◆ EXERCISE DETAILS
Copy each line exactly.

--- Begin EXTRACTED DATA ---

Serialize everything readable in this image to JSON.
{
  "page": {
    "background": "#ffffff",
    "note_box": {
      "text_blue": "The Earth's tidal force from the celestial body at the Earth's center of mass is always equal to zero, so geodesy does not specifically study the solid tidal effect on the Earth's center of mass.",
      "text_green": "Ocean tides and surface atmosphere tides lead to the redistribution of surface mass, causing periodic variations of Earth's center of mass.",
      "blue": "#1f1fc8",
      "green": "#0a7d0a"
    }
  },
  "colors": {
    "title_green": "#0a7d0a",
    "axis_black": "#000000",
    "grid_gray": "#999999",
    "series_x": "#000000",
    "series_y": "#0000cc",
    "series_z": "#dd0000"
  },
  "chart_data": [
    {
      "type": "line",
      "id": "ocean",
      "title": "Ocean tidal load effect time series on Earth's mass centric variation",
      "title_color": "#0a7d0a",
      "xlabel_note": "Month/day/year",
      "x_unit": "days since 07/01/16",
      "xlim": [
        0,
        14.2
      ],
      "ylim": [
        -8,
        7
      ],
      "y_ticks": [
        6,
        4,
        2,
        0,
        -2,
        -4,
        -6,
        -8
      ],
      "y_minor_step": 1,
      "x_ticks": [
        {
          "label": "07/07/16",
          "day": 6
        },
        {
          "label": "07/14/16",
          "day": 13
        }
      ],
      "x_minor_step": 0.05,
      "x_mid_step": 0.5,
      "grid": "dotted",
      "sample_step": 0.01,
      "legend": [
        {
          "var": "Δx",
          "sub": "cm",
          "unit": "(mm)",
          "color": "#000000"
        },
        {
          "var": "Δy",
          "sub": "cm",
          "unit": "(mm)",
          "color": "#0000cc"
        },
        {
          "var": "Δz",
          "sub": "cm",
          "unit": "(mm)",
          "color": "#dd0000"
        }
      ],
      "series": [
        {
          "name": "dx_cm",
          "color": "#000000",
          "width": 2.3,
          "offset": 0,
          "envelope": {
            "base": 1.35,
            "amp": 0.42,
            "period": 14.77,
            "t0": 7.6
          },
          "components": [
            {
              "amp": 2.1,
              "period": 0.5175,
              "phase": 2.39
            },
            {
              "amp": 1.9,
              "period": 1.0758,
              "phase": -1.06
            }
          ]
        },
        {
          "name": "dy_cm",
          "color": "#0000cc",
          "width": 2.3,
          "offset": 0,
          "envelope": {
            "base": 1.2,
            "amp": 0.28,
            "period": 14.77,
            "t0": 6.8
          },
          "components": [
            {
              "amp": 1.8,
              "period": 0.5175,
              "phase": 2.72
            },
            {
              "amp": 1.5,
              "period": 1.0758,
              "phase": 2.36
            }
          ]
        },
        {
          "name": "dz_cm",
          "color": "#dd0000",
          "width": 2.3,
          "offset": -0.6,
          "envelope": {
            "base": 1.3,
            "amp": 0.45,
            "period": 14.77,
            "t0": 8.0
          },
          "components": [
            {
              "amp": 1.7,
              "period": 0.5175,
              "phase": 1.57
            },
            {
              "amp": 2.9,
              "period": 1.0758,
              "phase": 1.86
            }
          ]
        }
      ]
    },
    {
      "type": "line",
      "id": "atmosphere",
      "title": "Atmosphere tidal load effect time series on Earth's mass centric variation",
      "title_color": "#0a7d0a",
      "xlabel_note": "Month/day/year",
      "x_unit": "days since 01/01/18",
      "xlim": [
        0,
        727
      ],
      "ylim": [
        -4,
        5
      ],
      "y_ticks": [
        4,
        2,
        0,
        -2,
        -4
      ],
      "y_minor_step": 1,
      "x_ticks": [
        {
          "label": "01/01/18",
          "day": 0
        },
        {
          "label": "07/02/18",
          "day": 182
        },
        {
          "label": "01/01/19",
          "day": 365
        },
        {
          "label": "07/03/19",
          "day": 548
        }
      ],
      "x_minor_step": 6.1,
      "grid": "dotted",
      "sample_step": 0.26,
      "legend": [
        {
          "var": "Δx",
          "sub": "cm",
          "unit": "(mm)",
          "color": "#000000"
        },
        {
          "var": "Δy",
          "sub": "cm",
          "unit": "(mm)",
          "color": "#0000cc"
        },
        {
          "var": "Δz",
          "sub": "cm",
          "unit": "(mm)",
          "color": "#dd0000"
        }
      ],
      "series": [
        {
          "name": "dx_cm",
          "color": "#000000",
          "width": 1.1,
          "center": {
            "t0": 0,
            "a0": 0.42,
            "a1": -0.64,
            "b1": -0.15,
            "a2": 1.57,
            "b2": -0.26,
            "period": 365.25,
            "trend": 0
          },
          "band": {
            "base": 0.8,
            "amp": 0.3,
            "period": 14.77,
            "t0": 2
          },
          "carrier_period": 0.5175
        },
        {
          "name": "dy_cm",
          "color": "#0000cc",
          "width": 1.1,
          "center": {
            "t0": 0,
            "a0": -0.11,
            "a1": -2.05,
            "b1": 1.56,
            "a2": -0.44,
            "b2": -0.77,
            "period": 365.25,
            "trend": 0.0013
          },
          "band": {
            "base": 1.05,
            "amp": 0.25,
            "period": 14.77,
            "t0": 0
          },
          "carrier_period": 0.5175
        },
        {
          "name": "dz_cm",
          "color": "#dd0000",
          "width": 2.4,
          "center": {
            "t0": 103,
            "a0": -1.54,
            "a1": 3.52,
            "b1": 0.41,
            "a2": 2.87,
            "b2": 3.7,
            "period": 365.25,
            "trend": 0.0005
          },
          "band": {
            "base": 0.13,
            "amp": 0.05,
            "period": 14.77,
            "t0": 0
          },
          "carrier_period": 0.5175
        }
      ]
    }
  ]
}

--- End EXTRACTED DATA ---

◆ FINAL ANSWER
Serialize everything readable in this image to JSON.
{
  "page": {
    "background": "#ffffff",
    "note_box": {
      "text_blue": "The Earth's tidal force from the celestial body at the Earth's center of mass is always equal to zero, so geodesy does not specifically study the solid tidal effect on the Earth's center of mass.",
      "text_green": "Ocean tides and surface atmosphere tides lead to the redistribution of surface mass, causing periodic variations of Earth's center of mass.",
      "blue": "#1f1fc8",
      "green": "#0a7d0a"
    }
  },
  "colors": {
    "title_green": "#0a7d0a",
    "axis_black": "#000000",
    "grid_gray": "#999999",
    "series_x": "#000000",
    "series_y": "#0000cc",
    "series_z": "#dd0000"
  },
  "chart_data": [
    {
      "type": "line",
      "id": "ocean",
      "title": "Ocean tidal load effect time series on Earth's mass centric variation",
      "title_color": "#0a7d0a",
      "xlabel_note": "Month/day/year",
      "x_unit": "days since 07/01/16",
      "xlim": [
        0,
        14.2
      ],
      "ylim": [
        -8,
        7
      ],
      "y_ticks": [
        6,
        4,
        2,
        0,
        -2,
        -4,
        -6,
        -8
      ],
      "y_minor_step": 1,
      "x_ticks": [
        {
          "label": "07/07/16",
          "day": 6
        },
        {
          "label": "07/14/16",
          "day": 13
        }
      ],
      "x_minor_step": 0.05,
      "x_mid_step": 0.5,
      "grid": "dotted",
      "sample_step": 0.01,
      "legend": [
        {
          "var": "Δx",
          "sub": "cm",
          "unit": "(mm)",
          "color": "#000000"
        },
        {
          "var": "Δy",
          "sub": "cm",
          "unit": "(mm)",
          "color": "#0000cc"
        },
        {
          "var": "Δz",
          "sub": "cm",
          "unit": "(mm)",
          "color": "#dd0000"
        }
      ],
      "series": [
        {
          "name": "dx_cm",
          "color": "#000000",
          "width": 2.3,
          "offset": 0,
          "envelope": {
            "base": 1.35,
            "amp": 0.42,
            "period": 14.77,
            "t0": 7.6
          },
          "components": [
            {
              "amp": 2.1,
              "period": 0.5175,
              "phase": 2.39
            },
            {
              "amp": 1.9,
              "period": 1.0758,
              "phase": -1.06
            }
          ]
        },
        {
          "name": "dy_cm",
          "color": "#0000cc",
          "width": 2.3,
          "offset": 0,
          "envelope": {
            "base": 1.2,
            "amp": 0.28,
            "period": 14.77,
            "t0": 6.8
          },
          "components": [
            {
              "amp": 1.8,
              "period": 0.5175,
              "phase": 2.72
            },
            {
              "amp": 1.5,
              "period": 1.0758,
              "phase": 2.36
            }
          ]
        },
        {
          "name": "dz_cm",
          "color": "#dd0000",
          "width": 2.3,
          "offset": -0.6,
          "envelope": {
            "base": 1.3,
            "amp": 0.45,
            "period": 14.77,
            "t0": 8.0
          },
          "components": [
            {
              "amp": 1.7,
              "period": 0.5175,
              "phase": 1.57
            },
            {
              "amp": 2.9,
              "period": 1.0758,
              "phase": 1.86
            }
          ]
        }
      ]
    },
    {
      "type": "line",
      "id": "atmosphere",
      "title": "Atmosphere tidal load effect time series on Earth's mass centric variation",
      "title_color": "#0a7d0a",
      "xlabel_note": "Month/day/year",
      "x_unit": "days since 01/01/18",
      "xlim": [
        0,
        727
      ],
      "ylim": [
        -4,
        5
      ],
      "y_ticks": [
        4,
        2,
        0,
        -2,
        -4
      ],
      "y_minor_step": 1,
      "x_ticks": [
        {
          "label": "01/01/18",
          "day": 0
        },
        {
          "label": "07/02/18",
          "day": 182
        },
        {
          "label": "01/01/19",
          "day": 365
        },
        {
          "label": "07/03/19",
          "day": 548
        }
      ],
      "x_minor_step": 6.1,
      "grid": "dotted",
      "sample_step": 0.26,
      "legend": [
        {
          "var": "Δx",
          "sub": "cm",
          "unit": "(mm)",
          "color": "#000000"
        },
        {
          "var": "Δy",
          "sub": "cm",
          "unit": "(mm)",
          "color": "#0000cc"
        },
        {
          "var": "Δz",
          "sub": "cm",
          "unit": "(mm)",
          "color": "#dd0000"
        }
      ],
      "series": [
        {
          "name": "dx_cm",
          "color": "#000000",
          "width": 1.1,
          "center": {
            "t0": 0,
            "a0": 0.42,
            "a1": -0.64,
            "b1": -0.15,
            "a2": 1.57,
            "b2": -0.26,
            "period": 365.25,
            "trend": 0
          },
          "band": {
            "base": 0.8,
            "amp": 0.3,
            "period": 14.77,
            "t0": 2
          },
          "carrier_period": 0.5175
        },
        {
          "name": "dy_cm",
          "color": "#0000cc",
          "width": 1.1,
          "center": {
            "t0": 0,
            "a0": -0.11,
            "a1": -2.05,
            "b1": 1.56,
            "a2": -0.44,
            "b2": -0.77,
            "period": 365.25,
            "trend": 0.0013
          },
          "band": {
            "base": 1.05,
            "amp": 0.25,
            "period": 14.77,
            "t0": 0
          },
          "carrier_period": 0.5175
        },
        {
          "name": "dz_cm",
          "color": "#dd0000",
          "width": 2.4,
          "center": {
            "t0": 103,
            "a0": -1.54,
            "a1": 3.52,
            "b1": 0.41,
            "a2": 2.87,
            "b2": 3.7,
            "period": 365.25,
            "trend": 0.0005
          },
          "band": {
            "base": 0.13,
            "amp": 0.05,
            "period": 14.77,
            "t0": 0
          },
          "carrier_period": 0.5175
        }
      ]
    }
  ]
}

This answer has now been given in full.